THE EXERCISE:
Tally the lines containing the word "前端人员", and report the tally alone.

(Stored data)
--------------------

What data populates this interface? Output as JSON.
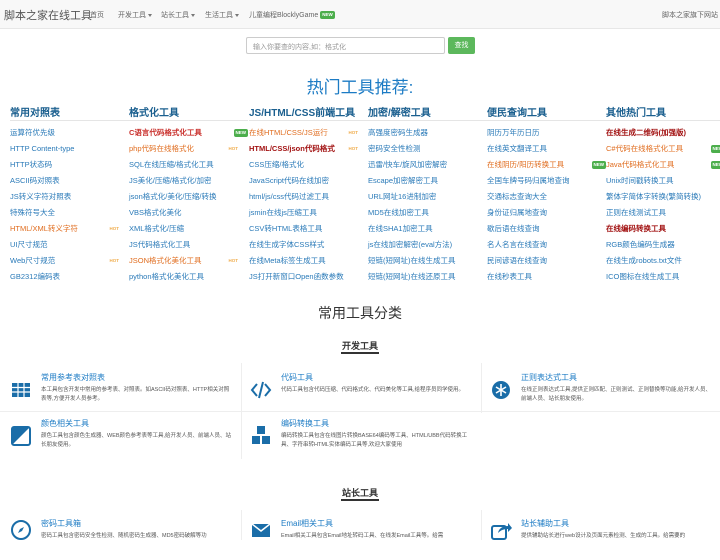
{
  "navbar": {
    "brand": "脚本之家在线工具",
    "items": [
      {
        "label": "首页",
        "dropdown": false
      },
      {
        "label": "开发工具",
        "dropdown": true
      },
      {
        "label": "站长工具",
        "dropdown": true
      },
      {
        "label": "生活工具",
        "dropdown": true
      },
      {
        "label": "儿童编程BlocklyGame",
        "dropdown": false,
        "badge": "NEW"
      }
    ],
    "right_link": "脚本之家旗下网站"
  },
  "search": {
    "placeholder": "输入你要查的内容,如：格式化",
    "button_label": "查找"
  },
  "hot_title": "热门工具推荐:",
  "columns": [
    {
      "title": "常用对照表",
      "items": [
        {
          "label": "运算符优先级",
          "style": "normal"
        },
        {
          "label": "HTTP Content-type",
          "style": "normal"
        },
        {
          "label": "HTTP状态码",
          "style": "normal"
        },
        {
          "label": "ASCII码对照表",
          "style": "normal"
        },
        {
          "label": "JS转义字符对照表",
          "style": "normal"
        },
        {
          "label": "特殊符号大全",
          "style": "normal"
        },
        {
          "label": "HTML/XML转义字符",
          "style": "orange",
          "badge": "HOT"
        },
        {
          "label": "UI尺寸规范",
          "style": "normal"
        },
        {
          "label": "Web尺寸规范",
          "style": "normal",
          "badge": "HOT"
        },
        {
          "label": "GB2312编码表",
          "style": "normal"
        }
      ]
    },
    {
      "title": "格式化工具",
      "items": [
        {
          "label": "C语言代码格式化工具",
          "style": "red",
          "badge": "NEW"
        },
        {
          "label": "php代码在线格式化",
          "style": "orange",
          "badge": "HOT"
        },
        {
          "label": "SQL在线压缩/格式化工具",
          "style": "normal"
        },
        {
          "label": "JS美化/压缩/格式化/加密",
          "style": "normal"
        },
        {
          "label": "json格式化/美化/压缩/转换",
          "style": "normal"
        },
        {
          "label": "VBS格式化美化",
          "style": "normal"
        },
        {
          "label": "XML格式化/压缩",
          "style": "normal"
        },
        {
          "label": "JS代码格式化工具",
          "style": "normal"
        },
        {
          "label": "JSON格式化美化工具",
          "style": "orange",
          "badge": "HOT"
        },
        {
          "label": "python格式化美化工具",
          "style": "normal"
        }
      ]
    },
    {
      "title": "JS/HTML/CSS前端工具",
      "items": [
        {
          "label": "在线HTML/CSS/JS运行",
          "style": "orange",
          "badge": "HOT"
        },
        {
          "label": "HTML/CSS/json代码格式",
          "style": "darkred",
          "badge": "HOT"
        },
        {
          "label": "CSS压缩/格式化",
          "style": "normal"
        },
        {
          "label": "JavaScript代码在线加密",
          "style": "normal"
        },
        {
          "label": "html/js/css代码过滤工具",
          "style": "normal"
        },
        {
          "label": "jsmin在线js压缩工具",
          "style": "normal"
        },
        {
          "label": "CSV转HTML表格工具",
          "style": "normal"
        },
        {
          "label": "在线生成字体CSS样式",
          "style": "normal"
        },
        {
          "label": "在线Meta标签生成工具",
          "style": "normal"
        },
        {
          "label": "JS打开新窗口Open函数参数",
          "style": "normal"
        }
      ]
    },
    {
      "title": "加密/解密工具",
      "items": [
        {
          "label": "高强度密码生成器",
          "style": "normal"
        },
        {
          "label": "密码安全性检测",
          "style": "normal"
        },
        {
          "label": "迅雷/快车/旋风加密解密",
          "style": "normal"
        },
        {
          "label": "Escape加密解密工具",
          "style": "normal"
        },
        {
          "label": "URL网址16进制加密",
          "style": "normal"
        },
        {
          "label": "MD5在线加密工具",
          "style": "normal"
        },
        {
          "label": "在线SHA1加密工具",
          "style": "normal"
        },
        {
          "label": "js在线加密解密(eval方法)",
          "style": "normal"
        },
        {
          "label": "短链(短网址)在线生成工具",
          "style": "normal"
        },
        {
          "label": "短链(短网址)在线还原工具",
          "style": "normal"
        }
      ]
    },
    {
      "title": "便民查询工具",
      "items": [
        {
          "label": "阴历万年历日历",
          "style": "normal"
        },
        {
          "label": "在线英文翻译工具",
          "style": "normal"
        },
        {
          "label": "在线阴历/阳历转换工具",
          "style": "orange",
          "badge": "NEW"
        },
        {
          "label": "全国车牌号码归属地查询",
          "style": "normal"
        },
        {
          "label": "交通标志查询大全",
          "style": "normal"
        },
        {
          "label": "身份证归属地查询",
          "style": "normal"
        },
        {
          "label": "歇后语在线查询",
          "style": "normal"
        },
        {
          "label": "名人名言在线查询",
          "style": "normal"
        },
        {
          "label": "民间谚语在线查询",
          "style": "normal"
        },
        {
          "label": "在线秒表工具",
          "style": "normal"
        }
      ]
    },
    {
      "title": "其他热门工具",
      "items": [
        {
          "label": "在线生成二维码(加强版)",
          "style": "darkred"
        },
        {
          "label": "C#代码在线格式化工具",
          "style": "orange",
          "badge": "NEW"
        },
        {
          "label": "Java代码格式化工具",
          "style": "orange",
          "badge": "NEW"
        },
        {
          "label": "Unix时间戳转换工具",
          "style": "normal"
        },
        {
          "label": "繁体字简体字转换(繁简转换)",
          "style": "normal"
        },
        {
          "label": "正则在线测试工具",
          "style": "normal"
        },
        {
          "label": "在线编码转换工具",
          "style": "darkred"
        },
        {
          "label": "RGB颜色编码生成器",
          "style": "normal"
        },
        {
          "label": "在线生成robots.txt文件",
          "style": "normal"
        },
        {
          "label": "ICO图标在线生成工具",
          "style": "normal"
        }
      ]
    }
  ],
  "categories_title": "常用工具分类",
  "dev_tools": {
    "title": "开发工具",
    "cards": [
      {
        "title": "常用参考表对照表",
        "desc": "本工具包含开发中常用的参考表、对照表。如ASCII码对照表、HTTP相关对照表等,方便开发人员参考。",
        "icon": "table-icon"
      },
      {
        "title": "代码工具",
        "desc": "代码工具包含代码压缩、代码格式化、代码美化等工具,给程序员同学使用。",
        "icon": "code-icon"
      },
      {
        "title": "正则表达式工具",
        "desc": "在线正则表达式工具,提供正则匹配、正则测试、正则替换等功能,给开发人员、前端人员、站长朋友使用。",
        "icon": "regex-icon"
      },
      {
        "title": "颜色相关工具",
        "desc": "颜色工具包含颜色生成器、WEB颜色参考表等工具,给开发人员、前端人员、站长朋友使用。",
        "icon": "palette-icon"
      },
      {
        "title": "编码转换工具",
        "desc": "编码转换工具包含在线图片转换BASE64编码等工具、HTML/UBB代码转换工具、字符串转HTML实体编码工具等,欢迎大家使用",
        "icon": "cubes-icon"
      }
    ]
  },
  "webmaster_tools": {
    "title": "站长工具",
    "cards": [
      {
        "title": "密码工具箱",
        "desc": "密码工具包含密码安全性检测、随机密码生成器、MD5密码破解等功",
        "icon": "compass-icon"
      },
      {
        "title": "Email相关工具",
        "desc": "Email相关工具包含Email地址转码工具、在线发Email工具等。给需",
        "icon": "envelope-icon"
      },
      {
        "title": "站长辅助工具",
        "desc": "提供辅助站长进行web设计及页面元素检测、生成的工具。给需要的",
        "icon": "share-icon"
      }
    ]
  }
}
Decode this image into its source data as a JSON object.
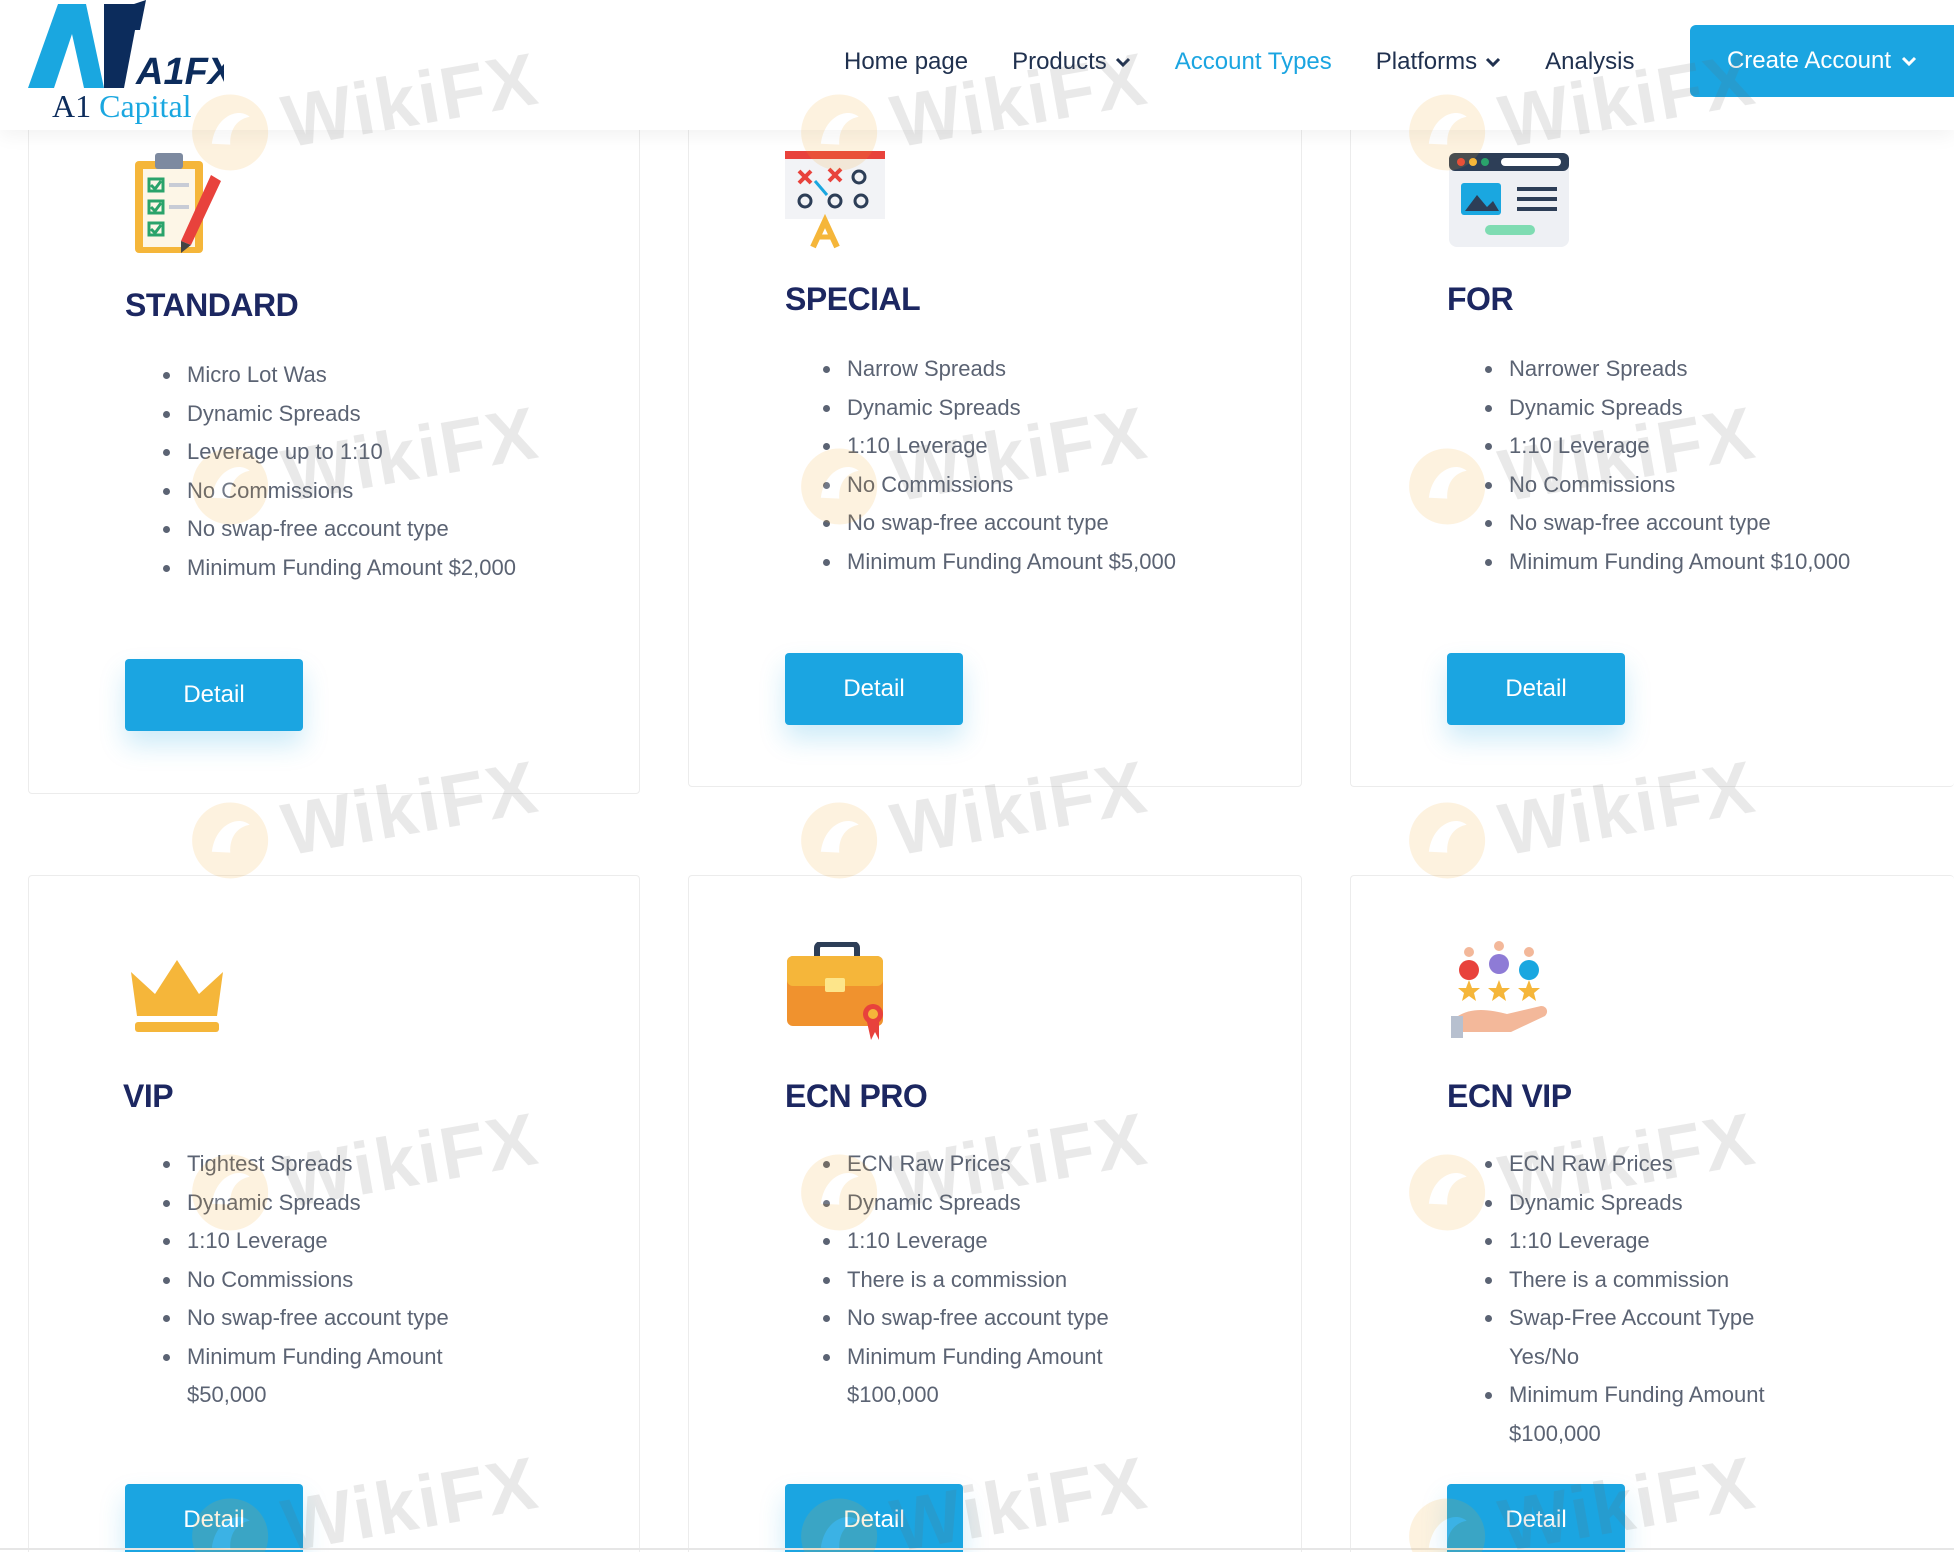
{
  "brand": {
    "logo_mark": "A1FX",
    "logo_name_part1": "A1",
    "logo_name_part2": "Capital"
  },
  "nav": {
    "items": [
      {
        "label": "Home page",
        "dropdown": false,
        "active": false
      },
      {
        "label": "Products",
        "dropdown": true,
        "active": false
      },
      {
        "label": "Account Types",
        "dropdown": false,
        "active": true
      },
      {
        "label": "Platforms",
        "dropdown": true,
        "active": false
      },
      {
        "label": "Analysis",
        "dropdown": false,
        "active": false
      }
    ],
    "cta_label": "Create Account"
  },
  "cards": [
    {
      "title": "STANDARD",
      "icon": "checklist-icon",
      "features": [
        "Micro Lot Was",
        "Dynamic Spreads",
        "Leverage up to 1:10",
        "No Commissions",
        "No swap-free account type",
        "Minimum Funding Amount $2,000"
      ],
      "button": "Detail"
    },
    {
      "title": "SPECIAL",
      "icon": "strategy-board-icon",
      "features": [
        "Narrow Spreads",
        "Dynamic Spreads",
        "1:10 Leverage",
        "No Commissions",
        "No swap-free account type",
        "Minimum Funding Amount $5,000"
      ],
      "button": "Detail"
    },
    {
      "title": "FOR",
      "icon": "browser-window-icon",
      "features": [
        "Narrower Spreads",
        "Dynamic Spreads",
        "1:10 Leverage",
        "No Commissions",
        "No swap-free account type",
        "Minimum Funding Amount $10,000"
      ],
      "button": "Detail"
    },
    {
      "title": "VIP",
      "icon": "crown-icon",
      "features": [
        "Tightest Spreads",
        "Dynamic Spreads",
        "1:10 Leverage",
        "No Commissions",
        "No swap-free account type",
        "Minimum Funding Amount $50,000"
      ],
      "button": "Detail"
    },
    {
      "title": "ECN PRO",
      "icon": "briefcase-icon",
      "features": [
        "ECN Raw Prices",
        "Dynamic Spreads",
        "1:10 Leverage",
        "There is a commission",
        "No swap-free account type",
        "Minimum Funding Amount $100,000"
      ],
      "button": "Detail"
    },
    {
      "title": "ECN VIP",
      "icon": "hand-rating-icon",
      "features": [
        "ECN Raw Prices",
        "Dynamic Spreads",
        "1:10 Leverage",
        "There is a commission",
        "Swap-Free Account Type Yes/No",
        "Minimum Funding Amount $100,000"
      ],
      "button": "Detail"
    }
  ],
  "watermark": {
    "text": "WikiFX"
  },
  "colors": {
    "accent": "#1ba5e1",
    "title": "#1c2761",
    "text": "#5b6373",
    "nav_text": "#20314f"
  }
}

--------------------

RESULT OF THIS TASK:
2